- Set exercise -
Locate each line below that includes "service" and reproduce it.

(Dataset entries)
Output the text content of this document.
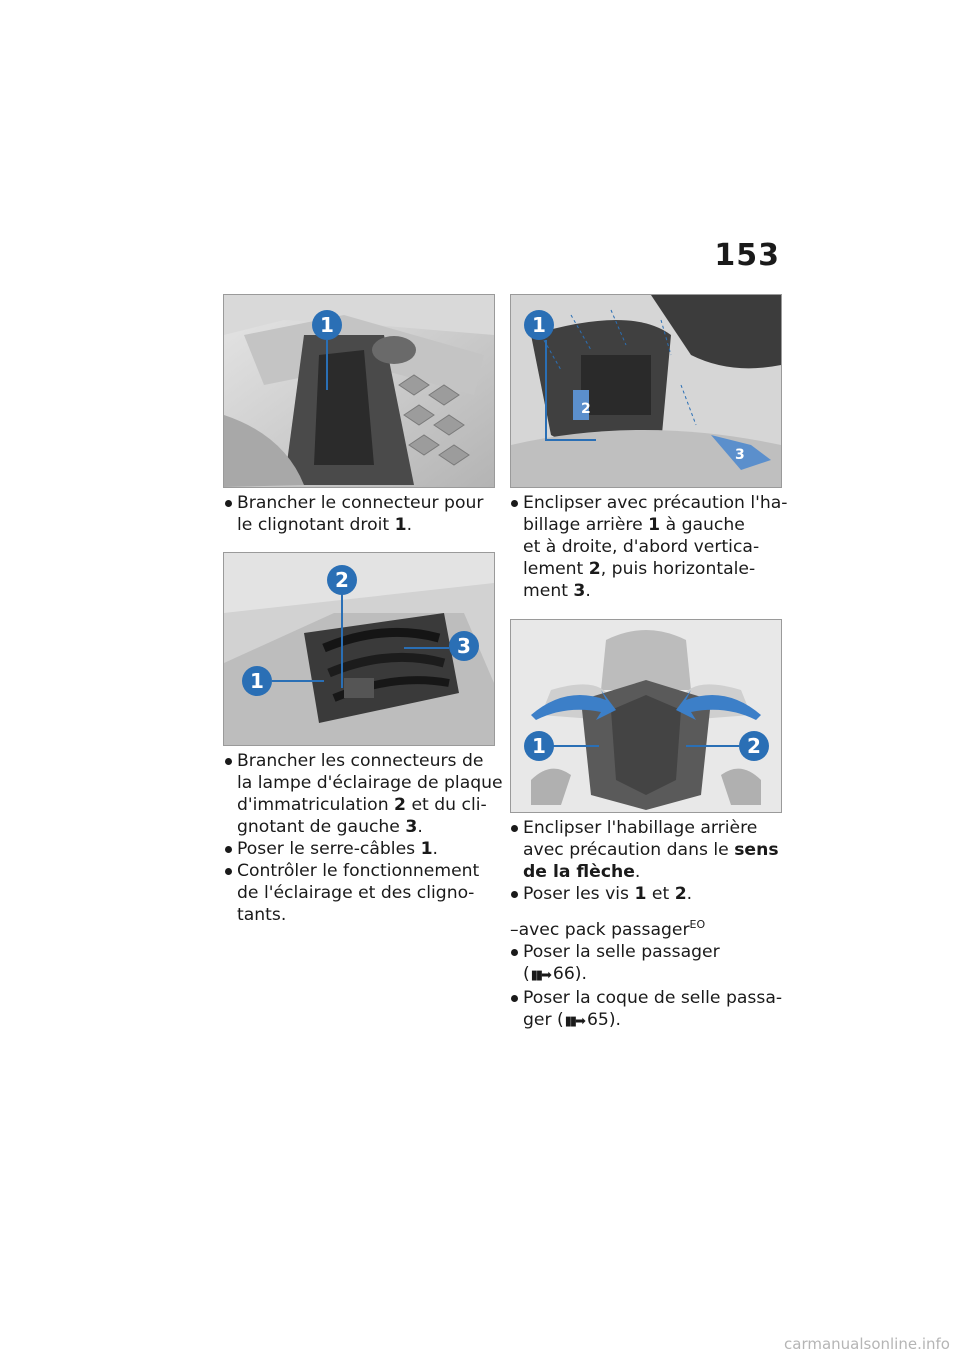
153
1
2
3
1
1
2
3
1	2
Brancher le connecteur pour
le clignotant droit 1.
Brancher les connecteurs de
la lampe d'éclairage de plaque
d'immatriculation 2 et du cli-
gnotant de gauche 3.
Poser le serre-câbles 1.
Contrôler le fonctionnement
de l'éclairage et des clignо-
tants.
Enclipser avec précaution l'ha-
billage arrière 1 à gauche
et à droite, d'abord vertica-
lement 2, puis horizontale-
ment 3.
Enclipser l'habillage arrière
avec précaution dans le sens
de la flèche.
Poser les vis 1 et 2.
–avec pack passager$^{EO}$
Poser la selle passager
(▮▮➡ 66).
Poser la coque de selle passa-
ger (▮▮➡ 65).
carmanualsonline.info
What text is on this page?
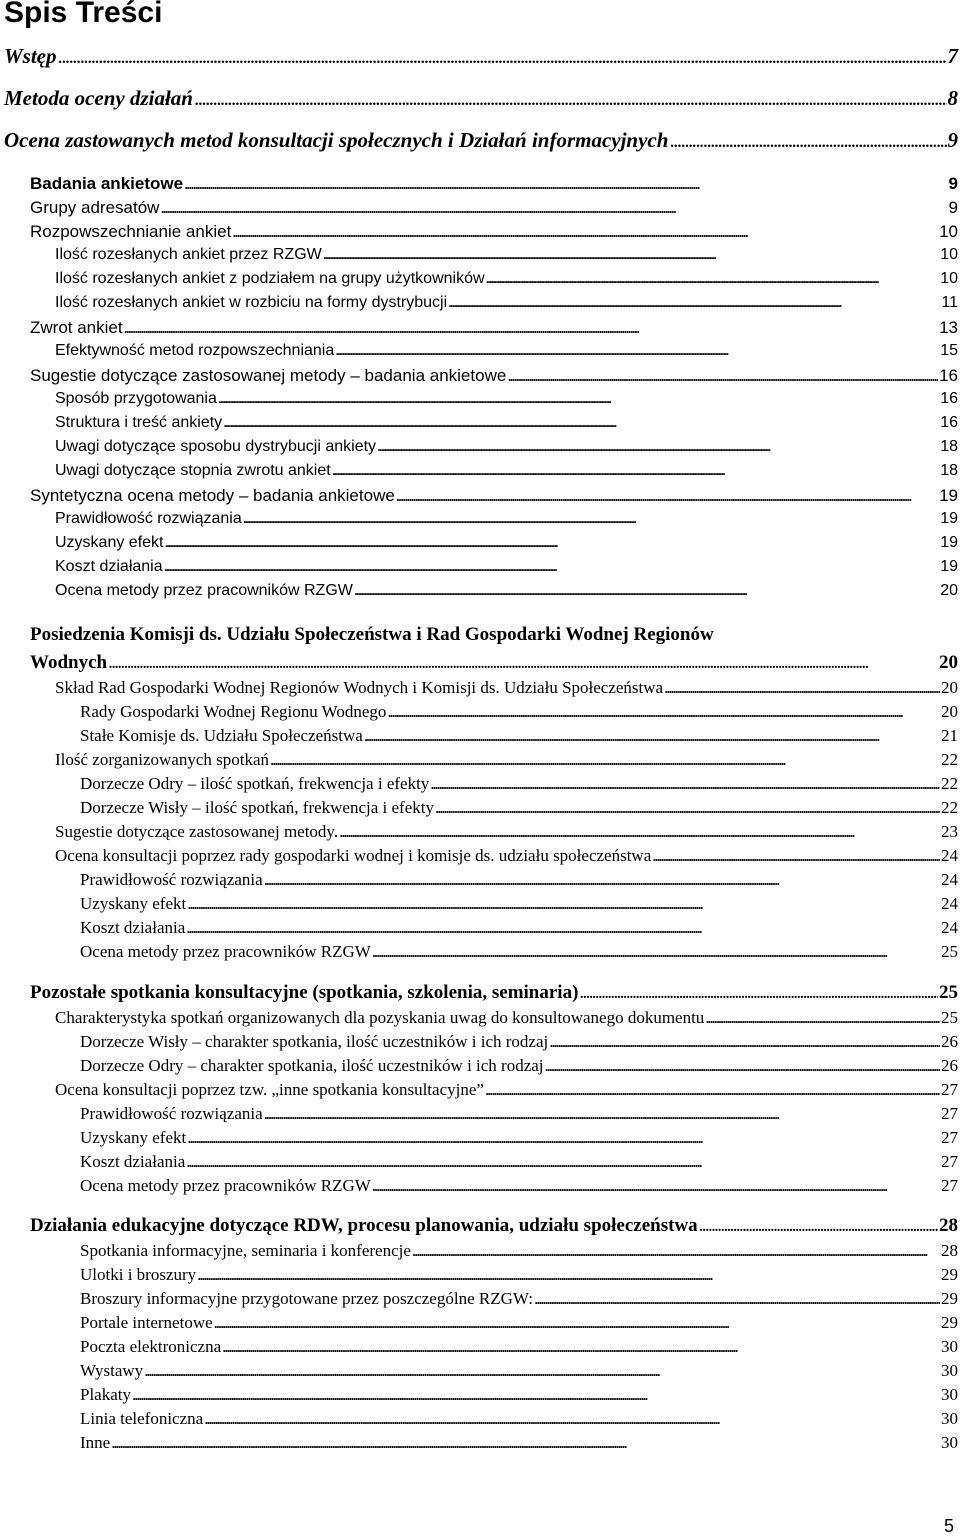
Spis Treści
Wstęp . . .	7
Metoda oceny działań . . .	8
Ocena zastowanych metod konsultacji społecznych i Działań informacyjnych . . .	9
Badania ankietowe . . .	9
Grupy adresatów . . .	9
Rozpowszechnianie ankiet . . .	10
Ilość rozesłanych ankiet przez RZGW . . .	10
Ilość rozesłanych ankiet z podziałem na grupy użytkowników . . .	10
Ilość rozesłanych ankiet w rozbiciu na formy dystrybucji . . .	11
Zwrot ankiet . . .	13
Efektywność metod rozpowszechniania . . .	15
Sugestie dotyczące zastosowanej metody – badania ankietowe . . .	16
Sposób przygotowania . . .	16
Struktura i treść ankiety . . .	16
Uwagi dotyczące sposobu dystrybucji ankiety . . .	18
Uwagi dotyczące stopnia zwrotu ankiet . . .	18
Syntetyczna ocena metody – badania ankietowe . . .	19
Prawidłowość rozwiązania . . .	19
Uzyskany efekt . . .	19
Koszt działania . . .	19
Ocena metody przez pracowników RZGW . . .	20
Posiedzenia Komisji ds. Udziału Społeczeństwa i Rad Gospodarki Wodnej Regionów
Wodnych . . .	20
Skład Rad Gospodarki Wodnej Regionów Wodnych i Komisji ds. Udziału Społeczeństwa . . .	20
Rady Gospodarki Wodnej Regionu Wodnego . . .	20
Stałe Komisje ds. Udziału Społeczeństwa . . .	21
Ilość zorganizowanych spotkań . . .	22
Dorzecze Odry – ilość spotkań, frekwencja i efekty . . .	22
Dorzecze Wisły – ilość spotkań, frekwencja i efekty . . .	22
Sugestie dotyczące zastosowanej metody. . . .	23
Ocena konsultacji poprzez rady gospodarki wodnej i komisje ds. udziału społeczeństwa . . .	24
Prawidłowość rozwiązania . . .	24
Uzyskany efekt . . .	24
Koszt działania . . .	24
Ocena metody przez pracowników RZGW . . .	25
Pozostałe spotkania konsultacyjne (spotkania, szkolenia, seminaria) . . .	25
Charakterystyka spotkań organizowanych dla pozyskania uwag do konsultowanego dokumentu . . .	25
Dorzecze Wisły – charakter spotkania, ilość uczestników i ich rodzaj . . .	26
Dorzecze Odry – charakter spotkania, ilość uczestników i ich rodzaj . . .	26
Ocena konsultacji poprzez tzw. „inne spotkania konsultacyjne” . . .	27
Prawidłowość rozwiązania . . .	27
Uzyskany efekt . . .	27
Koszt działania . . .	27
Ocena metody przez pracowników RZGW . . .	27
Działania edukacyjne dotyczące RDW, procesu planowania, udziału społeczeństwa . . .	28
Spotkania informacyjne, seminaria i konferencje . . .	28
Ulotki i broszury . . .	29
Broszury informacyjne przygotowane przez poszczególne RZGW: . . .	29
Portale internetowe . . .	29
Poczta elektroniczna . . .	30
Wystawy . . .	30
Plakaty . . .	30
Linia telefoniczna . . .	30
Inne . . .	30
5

---

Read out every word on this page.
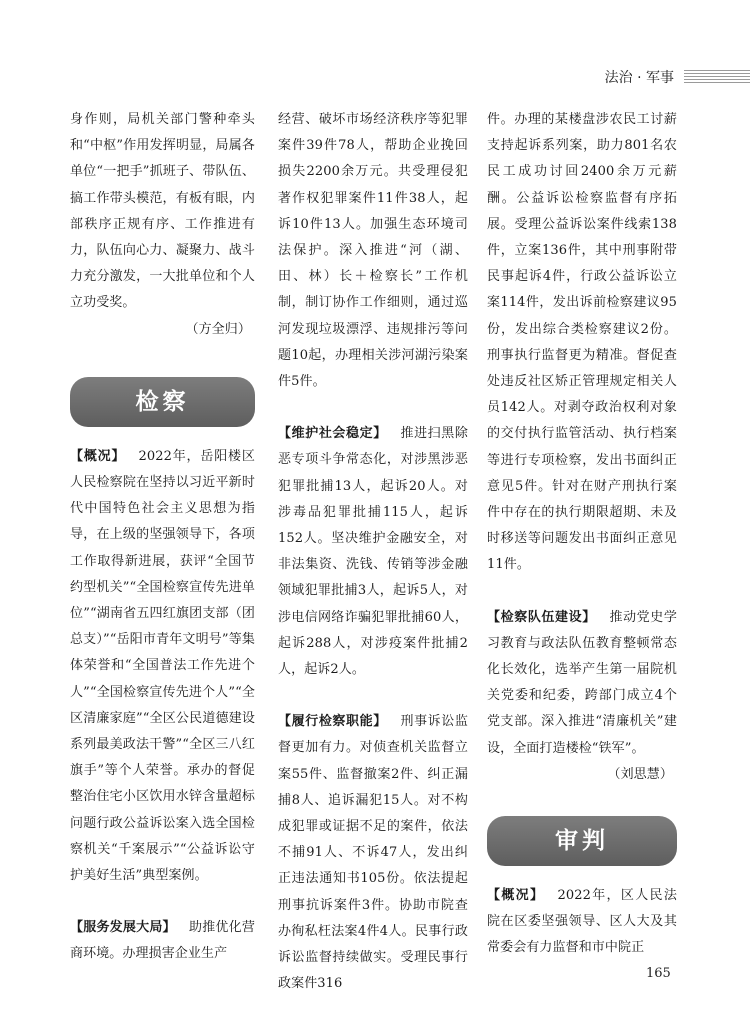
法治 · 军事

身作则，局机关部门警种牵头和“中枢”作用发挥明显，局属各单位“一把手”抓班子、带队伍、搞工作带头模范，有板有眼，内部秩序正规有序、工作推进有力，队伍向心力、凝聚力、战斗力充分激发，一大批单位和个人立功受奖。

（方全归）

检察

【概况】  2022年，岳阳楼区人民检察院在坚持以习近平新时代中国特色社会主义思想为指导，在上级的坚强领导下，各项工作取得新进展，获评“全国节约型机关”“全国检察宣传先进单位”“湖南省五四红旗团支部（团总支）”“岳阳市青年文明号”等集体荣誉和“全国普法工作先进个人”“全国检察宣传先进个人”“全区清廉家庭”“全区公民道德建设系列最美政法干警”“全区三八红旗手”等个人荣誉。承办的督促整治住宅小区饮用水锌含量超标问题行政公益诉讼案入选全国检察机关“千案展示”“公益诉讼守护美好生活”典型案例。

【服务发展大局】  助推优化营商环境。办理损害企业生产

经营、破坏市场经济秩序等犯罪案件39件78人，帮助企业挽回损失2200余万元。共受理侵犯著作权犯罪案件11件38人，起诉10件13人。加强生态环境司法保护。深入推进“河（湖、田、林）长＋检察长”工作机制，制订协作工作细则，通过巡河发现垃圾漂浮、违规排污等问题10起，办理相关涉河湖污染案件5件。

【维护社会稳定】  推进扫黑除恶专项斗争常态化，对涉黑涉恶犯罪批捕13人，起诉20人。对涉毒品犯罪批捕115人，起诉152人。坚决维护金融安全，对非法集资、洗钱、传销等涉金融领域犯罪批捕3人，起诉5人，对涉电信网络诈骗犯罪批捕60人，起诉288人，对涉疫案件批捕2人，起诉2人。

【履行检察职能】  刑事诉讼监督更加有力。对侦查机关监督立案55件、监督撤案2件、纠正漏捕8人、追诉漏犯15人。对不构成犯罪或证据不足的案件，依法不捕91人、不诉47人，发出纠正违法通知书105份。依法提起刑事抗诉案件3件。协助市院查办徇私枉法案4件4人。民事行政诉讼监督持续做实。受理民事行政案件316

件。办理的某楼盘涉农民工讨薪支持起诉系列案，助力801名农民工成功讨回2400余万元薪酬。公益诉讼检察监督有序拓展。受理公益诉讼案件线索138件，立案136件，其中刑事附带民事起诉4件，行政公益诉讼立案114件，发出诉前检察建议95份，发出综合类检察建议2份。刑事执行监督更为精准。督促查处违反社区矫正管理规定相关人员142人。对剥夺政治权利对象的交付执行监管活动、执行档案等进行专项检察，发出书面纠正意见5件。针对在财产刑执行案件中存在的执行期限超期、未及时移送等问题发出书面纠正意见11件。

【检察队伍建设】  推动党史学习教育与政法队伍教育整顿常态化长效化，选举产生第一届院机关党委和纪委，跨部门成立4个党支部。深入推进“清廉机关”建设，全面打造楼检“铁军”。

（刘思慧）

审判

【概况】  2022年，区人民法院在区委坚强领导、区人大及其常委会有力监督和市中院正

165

---

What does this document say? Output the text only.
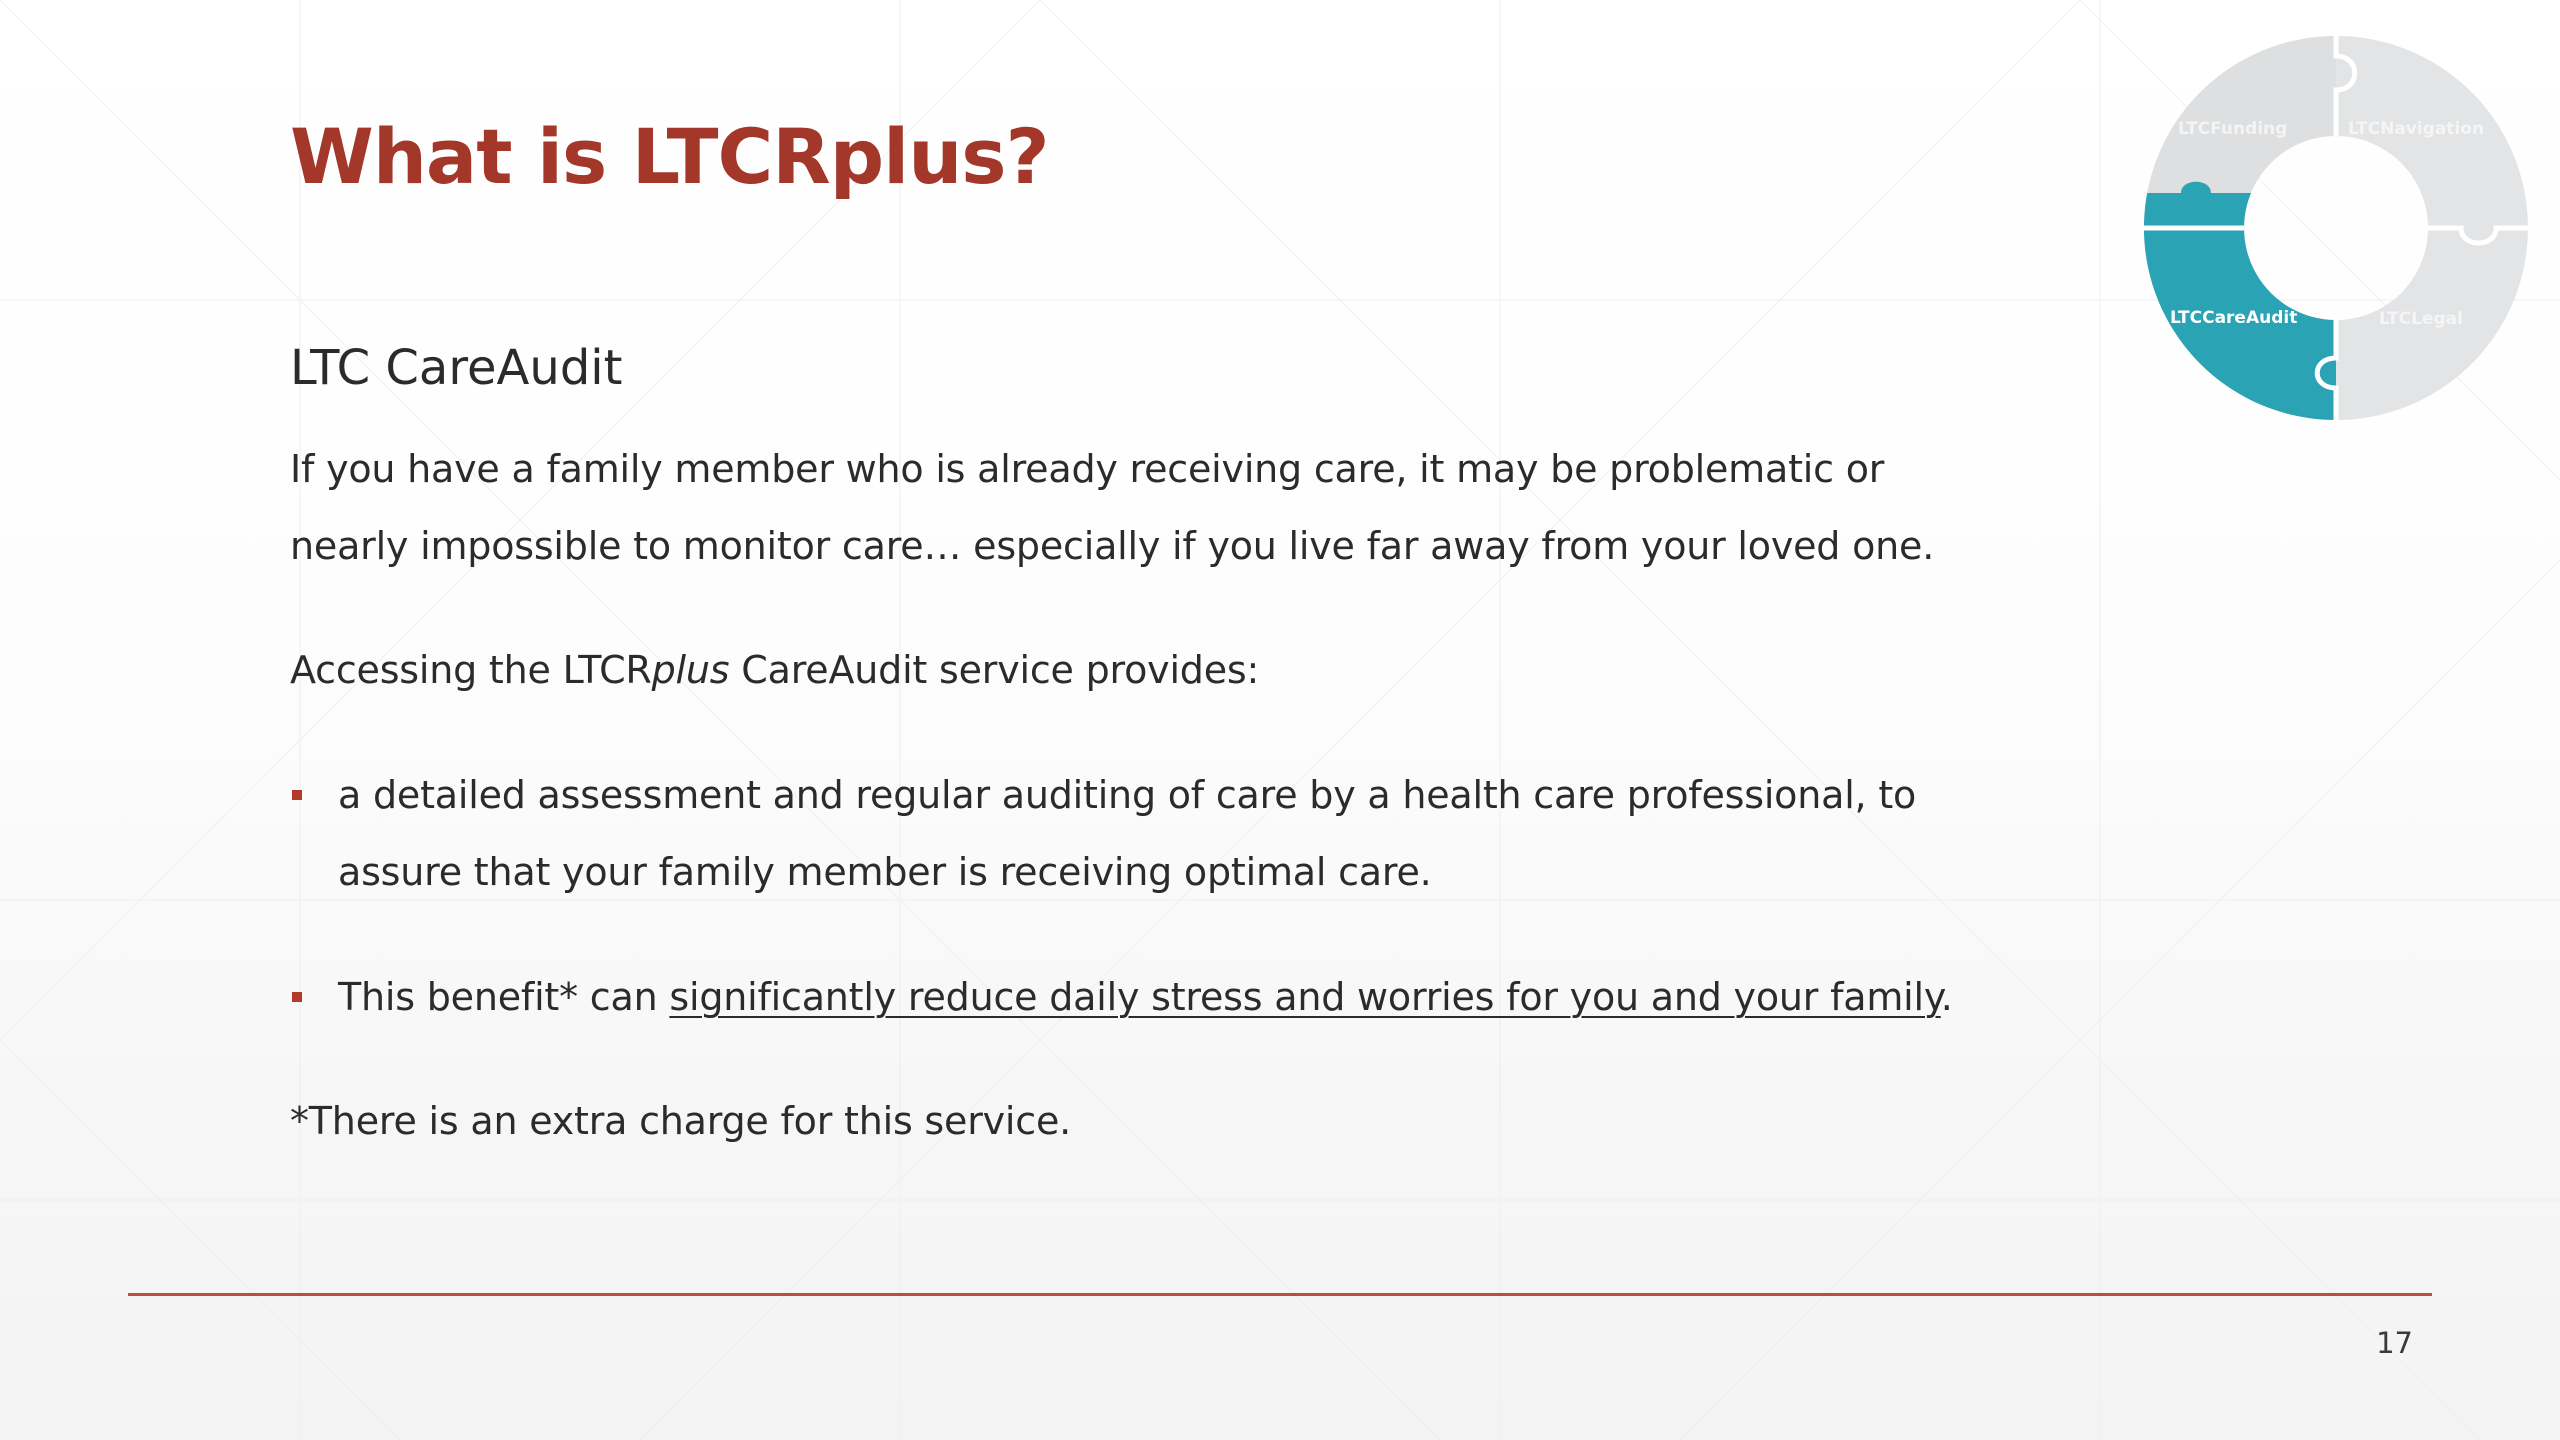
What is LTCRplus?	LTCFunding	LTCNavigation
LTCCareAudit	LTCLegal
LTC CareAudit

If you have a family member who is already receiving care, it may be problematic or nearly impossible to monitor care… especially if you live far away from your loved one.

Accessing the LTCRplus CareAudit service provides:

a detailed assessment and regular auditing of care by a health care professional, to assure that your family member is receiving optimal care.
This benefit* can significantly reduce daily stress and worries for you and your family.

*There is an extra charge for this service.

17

- Expected output -
Accessing the LTCRplus CareAudit service provides:
*There is an extra charge for this service.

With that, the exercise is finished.